Task: Copy each line of the records that contains the word "believe".

Data shown:
---

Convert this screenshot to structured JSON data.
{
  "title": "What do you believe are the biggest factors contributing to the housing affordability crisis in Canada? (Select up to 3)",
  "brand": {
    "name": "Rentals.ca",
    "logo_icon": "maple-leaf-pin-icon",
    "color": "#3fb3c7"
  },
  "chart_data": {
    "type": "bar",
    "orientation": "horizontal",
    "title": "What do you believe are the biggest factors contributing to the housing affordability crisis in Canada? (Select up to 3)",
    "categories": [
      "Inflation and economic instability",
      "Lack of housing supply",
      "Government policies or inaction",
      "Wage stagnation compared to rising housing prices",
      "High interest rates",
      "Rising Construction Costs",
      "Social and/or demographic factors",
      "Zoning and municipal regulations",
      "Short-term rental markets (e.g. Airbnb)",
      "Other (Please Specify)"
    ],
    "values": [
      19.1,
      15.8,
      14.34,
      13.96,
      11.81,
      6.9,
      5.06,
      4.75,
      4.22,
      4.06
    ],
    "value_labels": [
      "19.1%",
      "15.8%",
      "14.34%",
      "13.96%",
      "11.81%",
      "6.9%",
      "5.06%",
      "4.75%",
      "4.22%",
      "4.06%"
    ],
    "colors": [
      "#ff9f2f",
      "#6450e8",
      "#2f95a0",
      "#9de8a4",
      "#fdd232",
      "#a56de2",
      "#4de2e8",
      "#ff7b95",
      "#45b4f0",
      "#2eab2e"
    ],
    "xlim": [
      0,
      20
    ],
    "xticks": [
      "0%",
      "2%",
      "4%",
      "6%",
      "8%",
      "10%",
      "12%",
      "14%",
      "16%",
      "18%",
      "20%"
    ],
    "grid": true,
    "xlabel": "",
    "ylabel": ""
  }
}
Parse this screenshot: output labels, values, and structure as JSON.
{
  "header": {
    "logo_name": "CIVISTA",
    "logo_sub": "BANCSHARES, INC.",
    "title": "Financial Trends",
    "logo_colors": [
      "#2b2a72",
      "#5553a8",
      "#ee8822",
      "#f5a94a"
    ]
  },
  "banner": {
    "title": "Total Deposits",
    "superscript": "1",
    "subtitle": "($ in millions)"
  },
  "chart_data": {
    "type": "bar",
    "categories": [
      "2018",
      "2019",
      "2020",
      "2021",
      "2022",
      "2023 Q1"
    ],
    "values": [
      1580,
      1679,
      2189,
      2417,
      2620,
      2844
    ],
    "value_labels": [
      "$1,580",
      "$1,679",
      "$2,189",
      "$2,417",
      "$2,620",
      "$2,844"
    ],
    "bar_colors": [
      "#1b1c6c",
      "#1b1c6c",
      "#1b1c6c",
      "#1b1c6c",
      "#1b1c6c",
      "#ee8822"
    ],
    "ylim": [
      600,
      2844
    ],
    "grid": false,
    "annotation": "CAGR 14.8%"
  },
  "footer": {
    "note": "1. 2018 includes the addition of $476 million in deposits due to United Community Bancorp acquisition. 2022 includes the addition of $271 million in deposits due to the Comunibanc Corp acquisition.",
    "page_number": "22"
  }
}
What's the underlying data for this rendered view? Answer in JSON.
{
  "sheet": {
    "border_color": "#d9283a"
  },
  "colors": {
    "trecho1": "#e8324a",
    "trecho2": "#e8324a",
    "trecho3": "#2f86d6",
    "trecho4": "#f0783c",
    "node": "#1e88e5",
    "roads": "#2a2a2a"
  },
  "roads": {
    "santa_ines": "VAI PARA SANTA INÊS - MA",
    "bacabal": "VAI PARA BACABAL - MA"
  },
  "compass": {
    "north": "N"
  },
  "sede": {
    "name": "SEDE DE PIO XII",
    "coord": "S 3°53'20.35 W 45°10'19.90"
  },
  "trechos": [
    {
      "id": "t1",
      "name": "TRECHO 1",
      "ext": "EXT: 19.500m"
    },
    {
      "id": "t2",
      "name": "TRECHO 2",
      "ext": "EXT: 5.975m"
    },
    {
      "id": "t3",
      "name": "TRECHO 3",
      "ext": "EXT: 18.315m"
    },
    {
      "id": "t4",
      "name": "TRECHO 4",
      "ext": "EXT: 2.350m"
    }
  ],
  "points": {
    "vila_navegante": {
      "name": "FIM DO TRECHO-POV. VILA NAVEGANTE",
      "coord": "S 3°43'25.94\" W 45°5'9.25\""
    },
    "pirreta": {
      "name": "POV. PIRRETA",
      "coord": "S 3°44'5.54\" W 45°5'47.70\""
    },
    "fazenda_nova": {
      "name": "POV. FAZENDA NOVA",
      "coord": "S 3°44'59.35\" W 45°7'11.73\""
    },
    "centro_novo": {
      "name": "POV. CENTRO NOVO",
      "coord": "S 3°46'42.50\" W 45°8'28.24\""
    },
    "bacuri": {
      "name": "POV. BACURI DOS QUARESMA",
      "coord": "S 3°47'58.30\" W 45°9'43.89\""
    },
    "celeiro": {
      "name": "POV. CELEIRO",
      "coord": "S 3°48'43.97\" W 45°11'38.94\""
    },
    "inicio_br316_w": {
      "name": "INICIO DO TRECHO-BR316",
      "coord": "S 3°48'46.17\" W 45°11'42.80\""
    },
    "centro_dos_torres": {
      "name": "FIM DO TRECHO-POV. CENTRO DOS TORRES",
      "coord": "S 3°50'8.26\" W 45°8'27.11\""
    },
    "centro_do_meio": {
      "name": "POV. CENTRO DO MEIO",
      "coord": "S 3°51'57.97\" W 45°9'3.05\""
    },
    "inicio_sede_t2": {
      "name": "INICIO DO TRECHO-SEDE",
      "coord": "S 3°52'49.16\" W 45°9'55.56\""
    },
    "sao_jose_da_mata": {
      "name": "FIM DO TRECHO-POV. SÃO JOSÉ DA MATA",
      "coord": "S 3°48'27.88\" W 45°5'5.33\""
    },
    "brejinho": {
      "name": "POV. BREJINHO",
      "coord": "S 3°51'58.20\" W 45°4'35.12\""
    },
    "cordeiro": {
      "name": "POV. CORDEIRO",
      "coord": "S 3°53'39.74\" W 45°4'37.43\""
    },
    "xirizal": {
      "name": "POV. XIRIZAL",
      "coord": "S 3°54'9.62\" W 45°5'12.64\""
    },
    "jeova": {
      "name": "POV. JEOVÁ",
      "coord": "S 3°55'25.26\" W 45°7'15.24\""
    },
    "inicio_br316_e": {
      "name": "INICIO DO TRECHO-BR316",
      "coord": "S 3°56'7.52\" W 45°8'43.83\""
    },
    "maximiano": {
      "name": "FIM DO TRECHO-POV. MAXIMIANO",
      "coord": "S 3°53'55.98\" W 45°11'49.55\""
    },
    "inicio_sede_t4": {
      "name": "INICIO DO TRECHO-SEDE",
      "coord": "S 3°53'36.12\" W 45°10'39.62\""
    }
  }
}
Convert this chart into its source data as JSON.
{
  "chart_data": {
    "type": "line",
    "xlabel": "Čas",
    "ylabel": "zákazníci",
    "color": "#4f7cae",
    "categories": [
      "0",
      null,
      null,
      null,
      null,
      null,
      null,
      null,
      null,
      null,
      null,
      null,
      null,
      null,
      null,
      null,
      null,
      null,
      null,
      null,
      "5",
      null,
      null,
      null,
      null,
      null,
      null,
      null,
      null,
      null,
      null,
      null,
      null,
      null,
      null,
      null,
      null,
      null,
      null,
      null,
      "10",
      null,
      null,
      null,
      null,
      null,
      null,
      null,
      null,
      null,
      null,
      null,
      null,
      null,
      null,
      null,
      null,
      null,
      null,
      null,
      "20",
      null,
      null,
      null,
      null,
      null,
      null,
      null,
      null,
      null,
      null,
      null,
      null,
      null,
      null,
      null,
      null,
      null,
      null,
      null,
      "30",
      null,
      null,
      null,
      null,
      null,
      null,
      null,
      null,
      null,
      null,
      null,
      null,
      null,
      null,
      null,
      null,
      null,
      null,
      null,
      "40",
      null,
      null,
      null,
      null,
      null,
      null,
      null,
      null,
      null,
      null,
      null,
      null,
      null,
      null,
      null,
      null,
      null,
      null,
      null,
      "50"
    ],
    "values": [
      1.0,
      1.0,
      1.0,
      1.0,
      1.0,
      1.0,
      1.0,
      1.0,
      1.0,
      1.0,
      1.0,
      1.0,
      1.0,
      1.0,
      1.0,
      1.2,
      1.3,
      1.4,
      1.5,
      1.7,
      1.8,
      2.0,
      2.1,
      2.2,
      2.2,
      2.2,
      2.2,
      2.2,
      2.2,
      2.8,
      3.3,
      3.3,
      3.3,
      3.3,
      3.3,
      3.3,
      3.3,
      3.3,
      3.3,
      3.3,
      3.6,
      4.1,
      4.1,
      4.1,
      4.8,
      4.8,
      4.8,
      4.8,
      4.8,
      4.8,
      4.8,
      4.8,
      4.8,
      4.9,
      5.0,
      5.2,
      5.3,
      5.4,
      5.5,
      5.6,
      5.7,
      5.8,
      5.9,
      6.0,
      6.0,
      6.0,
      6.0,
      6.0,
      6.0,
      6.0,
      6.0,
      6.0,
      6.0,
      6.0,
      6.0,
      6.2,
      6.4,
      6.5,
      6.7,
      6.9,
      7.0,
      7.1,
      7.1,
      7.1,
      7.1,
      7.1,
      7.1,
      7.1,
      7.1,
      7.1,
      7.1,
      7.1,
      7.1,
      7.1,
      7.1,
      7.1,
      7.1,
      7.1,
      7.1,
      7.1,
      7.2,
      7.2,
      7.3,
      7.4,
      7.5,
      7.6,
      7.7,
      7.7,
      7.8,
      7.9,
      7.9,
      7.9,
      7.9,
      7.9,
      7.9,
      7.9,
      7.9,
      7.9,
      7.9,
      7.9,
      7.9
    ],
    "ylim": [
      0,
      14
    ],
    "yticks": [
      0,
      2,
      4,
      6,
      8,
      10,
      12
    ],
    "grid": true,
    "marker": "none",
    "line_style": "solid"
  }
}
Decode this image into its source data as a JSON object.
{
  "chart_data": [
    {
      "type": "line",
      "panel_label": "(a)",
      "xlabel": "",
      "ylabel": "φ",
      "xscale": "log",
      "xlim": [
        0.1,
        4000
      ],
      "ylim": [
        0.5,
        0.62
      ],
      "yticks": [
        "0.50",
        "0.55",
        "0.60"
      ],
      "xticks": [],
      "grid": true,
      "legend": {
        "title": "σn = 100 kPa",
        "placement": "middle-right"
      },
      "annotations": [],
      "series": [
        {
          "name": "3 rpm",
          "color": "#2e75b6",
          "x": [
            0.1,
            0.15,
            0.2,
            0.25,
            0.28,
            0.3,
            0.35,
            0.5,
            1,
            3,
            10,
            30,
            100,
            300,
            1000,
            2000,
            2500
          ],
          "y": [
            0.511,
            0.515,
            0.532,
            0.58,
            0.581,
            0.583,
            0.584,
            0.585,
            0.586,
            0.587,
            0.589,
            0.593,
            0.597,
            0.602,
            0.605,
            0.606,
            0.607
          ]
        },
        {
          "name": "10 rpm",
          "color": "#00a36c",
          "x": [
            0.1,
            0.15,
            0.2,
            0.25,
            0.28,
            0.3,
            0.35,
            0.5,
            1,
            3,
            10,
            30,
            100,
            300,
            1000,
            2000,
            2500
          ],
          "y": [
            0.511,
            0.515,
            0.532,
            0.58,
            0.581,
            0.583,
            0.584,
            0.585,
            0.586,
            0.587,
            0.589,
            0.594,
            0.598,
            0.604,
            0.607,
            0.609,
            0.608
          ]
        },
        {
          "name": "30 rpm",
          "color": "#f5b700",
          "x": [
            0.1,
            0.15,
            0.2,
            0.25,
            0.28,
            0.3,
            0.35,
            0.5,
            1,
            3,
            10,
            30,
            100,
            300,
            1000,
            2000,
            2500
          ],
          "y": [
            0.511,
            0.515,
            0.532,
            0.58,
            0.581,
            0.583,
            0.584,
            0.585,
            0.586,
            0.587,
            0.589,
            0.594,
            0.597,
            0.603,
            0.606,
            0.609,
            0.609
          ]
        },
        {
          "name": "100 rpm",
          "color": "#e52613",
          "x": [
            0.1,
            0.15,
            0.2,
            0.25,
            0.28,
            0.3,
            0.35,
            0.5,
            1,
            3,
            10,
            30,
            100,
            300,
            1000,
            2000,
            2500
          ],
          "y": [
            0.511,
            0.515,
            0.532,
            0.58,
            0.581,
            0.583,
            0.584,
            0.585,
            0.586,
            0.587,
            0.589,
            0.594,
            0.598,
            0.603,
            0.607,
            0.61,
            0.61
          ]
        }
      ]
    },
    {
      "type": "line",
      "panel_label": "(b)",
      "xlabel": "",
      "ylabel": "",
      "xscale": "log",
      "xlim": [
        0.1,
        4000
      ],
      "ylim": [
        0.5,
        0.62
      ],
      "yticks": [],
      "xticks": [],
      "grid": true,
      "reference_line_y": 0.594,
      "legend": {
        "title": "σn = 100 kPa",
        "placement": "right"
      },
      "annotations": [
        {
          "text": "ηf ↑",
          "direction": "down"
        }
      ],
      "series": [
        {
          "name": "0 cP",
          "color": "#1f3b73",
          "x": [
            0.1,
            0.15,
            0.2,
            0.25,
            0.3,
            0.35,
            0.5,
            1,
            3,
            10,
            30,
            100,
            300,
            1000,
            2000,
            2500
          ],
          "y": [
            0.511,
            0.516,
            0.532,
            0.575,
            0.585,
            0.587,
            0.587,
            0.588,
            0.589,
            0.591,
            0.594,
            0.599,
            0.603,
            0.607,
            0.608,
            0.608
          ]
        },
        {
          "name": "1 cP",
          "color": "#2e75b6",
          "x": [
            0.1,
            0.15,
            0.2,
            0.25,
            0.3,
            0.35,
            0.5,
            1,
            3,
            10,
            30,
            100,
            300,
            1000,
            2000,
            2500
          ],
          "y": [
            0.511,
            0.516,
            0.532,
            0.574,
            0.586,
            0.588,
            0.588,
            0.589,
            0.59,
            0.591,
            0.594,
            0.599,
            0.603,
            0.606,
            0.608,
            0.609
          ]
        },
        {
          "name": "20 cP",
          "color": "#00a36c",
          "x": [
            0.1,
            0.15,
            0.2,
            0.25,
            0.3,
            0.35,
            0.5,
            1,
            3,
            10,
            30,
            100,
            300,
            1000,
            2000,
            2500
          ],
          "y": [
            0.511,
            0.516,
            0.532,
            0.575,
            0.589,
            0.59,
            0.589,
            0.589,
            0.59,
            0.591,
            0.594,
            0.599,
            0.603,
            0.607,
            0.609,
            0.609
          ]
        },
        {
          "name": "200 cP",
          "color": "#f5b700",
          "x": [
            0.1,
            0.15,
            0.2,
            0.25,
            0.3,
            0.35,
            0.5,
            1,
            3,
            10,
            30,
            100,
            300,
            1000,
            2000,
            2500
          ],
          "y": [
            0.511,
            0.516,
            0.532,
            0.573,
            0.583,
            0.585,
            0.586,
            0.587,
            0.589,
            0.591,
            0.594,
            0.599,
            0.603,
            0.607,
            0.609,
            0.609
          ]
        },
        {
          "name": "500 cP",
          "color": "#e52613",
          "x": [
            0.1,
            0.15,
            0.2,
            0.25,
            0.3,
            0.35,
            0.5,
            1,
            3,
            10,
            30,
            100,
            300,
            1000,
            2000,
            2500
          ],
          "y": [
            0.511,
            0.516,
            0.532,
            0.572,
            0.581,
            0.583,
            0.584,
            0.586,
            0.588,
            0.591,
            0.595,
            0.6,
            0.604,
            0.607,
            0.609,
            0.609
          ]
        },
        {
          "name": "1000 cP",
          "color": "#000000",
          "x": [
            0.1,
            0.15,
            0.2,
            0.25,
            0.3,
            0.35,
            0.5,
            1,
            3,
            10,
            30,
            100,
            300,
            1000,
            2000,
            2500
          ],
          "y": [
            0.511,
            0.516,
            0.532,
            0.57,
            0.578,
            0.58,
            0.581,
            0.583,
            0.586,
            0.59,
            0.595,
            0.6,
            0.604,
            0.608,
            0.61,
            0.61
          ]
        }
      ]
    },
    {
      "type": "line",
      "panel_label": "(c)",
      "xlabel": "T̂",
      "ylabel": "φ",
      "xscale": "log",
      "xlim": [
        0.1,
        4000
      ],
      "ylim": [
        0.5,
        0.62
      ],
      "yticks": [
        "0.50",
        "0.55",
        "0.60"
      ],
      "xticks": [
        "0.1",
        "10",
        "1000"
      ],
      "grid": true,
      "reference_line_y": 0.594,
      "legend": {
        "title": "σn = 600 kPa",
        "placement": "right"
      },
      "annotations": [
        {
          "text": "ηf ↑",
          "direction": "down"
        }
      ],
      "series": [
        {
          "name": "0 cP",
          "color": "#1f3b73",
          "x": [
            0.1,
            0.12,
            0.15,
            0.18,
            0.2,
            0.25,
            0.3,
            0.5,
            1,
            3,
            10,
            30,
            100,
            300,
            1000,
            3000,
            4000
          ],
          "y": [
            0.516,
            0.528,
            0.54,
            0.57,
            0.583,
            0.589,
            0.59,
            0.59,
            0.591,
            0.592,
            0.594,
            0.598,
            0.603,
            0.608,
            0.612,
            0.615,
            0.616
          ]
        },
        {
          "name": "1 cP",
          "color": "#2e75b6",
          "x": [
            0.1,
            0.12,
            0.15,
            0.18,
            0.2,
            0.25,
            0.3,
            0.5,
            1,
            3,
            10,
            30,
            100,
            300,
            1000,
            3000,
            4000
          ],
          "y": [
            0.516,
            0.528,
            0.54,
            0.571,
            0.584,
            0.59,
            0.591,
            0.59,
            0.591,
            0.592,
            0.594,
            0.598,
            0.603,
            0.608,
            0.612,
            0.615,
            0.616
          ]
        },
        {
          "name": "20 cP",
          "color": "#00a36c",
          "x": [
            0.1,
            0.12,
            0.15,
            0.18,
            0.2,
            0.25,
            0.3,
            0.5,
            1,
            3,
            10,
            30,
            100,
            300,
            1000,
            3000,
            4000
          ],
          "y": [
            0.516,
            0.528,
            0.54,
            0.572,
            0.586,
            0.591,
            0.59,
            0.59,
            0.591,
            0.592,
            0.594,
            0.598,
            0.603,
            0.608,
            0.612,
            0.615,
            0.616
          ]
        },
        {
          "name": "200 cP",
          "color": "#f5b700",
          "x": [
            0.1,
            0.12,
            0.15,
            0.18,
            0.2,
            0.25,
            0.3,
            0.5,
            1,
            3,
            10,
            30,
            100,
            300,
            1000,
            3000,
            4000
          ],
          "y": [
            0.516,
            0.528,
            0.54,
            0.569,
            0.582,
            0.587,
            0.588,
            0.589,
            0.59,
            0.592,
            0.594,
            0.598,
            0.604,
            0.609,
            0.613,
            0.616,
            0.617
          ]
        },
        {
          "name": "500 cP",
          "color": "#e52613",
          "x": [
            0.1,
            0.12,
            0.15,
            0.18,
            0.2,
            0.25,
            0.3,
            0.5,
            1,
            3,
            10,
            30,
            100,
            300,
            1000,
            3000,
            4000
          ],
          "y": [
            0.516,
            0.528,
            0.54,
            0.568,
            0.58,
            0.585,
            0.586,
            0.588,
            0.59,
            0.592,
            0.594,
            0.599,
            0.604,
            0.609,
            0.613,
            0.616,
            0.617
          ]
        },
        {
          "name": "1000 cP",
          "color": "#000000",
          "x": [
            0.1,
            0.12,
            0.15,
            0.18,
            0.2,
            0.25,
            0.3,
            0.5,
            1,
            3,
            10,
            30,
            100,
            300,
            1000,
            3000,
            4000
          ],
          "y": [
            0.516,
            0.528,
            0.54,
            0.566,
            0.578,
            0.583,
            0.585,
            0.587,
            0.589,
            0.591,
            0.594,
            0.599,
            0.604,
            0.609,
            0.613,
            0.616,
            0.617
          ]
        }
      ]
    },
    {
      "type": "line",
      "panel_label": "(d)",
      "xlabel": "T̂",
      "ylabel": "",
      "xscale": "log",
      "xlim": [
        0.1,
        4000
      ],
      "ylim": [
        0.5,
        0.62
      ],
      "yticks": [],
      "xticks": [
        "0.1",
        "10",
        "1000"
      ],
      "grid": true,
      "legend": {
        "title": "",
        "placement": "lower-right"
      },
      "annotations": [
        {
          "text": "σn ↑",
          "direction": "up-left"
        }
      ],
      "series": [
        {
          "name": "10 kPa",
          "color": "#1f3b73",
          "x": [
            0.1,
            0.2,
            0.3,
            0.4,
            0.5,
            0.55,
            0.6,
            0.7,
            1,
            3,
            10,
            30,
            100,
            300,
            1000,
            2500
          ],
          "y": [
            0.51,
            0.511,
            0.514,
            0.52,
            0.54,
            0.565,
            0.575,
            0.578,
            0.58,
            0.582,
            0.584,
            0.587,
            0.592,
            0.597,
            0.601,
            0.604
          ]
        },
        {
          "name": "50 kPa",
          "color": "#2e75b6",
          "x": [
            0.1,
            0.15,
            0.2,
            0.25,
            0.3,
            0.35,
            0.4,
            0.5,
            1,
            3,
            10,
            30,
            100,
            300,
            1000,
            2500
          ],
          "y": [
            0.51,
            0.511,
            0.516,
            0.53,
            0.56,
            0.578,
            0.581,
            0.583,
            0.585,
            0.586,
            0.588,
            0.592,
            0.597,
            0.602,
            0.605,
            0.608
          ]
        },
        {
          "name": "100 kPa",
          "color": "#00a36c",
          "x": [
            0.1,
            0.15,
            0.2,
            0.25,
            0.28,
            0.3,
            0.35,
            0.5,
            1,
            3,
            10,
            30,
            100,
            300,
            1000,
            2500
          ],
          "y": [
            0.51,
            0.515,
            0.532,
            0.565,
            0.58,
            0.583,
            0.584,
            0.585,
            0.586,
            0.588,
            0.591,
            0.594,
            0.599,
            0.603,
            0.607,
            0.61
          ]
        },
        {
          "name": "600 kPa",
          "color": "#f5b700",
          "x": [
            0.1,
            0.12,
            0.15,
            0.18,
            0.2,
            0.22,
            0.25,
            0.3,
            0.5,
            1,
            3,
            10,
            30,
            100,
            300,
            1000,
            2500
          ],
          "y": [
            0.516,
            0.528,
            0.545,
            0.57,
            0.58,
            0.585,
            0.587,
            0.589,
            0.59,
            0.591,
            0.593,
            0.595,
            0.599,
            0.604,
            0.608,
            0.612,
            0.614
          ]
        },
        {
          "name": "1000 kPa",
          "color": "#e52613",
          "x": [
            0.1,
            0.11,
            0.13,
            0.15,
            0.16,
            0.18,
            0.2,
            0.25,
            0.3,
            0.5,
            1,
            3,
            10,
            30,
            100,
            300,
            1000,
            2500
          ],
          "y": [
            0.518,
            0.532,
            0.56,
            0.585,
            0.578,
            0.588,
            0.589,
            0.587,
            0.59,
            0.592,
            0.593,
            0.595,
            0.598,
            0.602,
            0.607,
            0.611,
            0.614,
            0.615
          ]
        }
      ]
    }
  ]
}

---

Expected answer:
  "title": "What do you believe are the biggest factors contributing to the housing affordability crisis in Canada? (Select up to 3)",
    "title": "What do you believe are the biggest factors contributing to the housing affordability crisis in Canada? (Select up to 3)",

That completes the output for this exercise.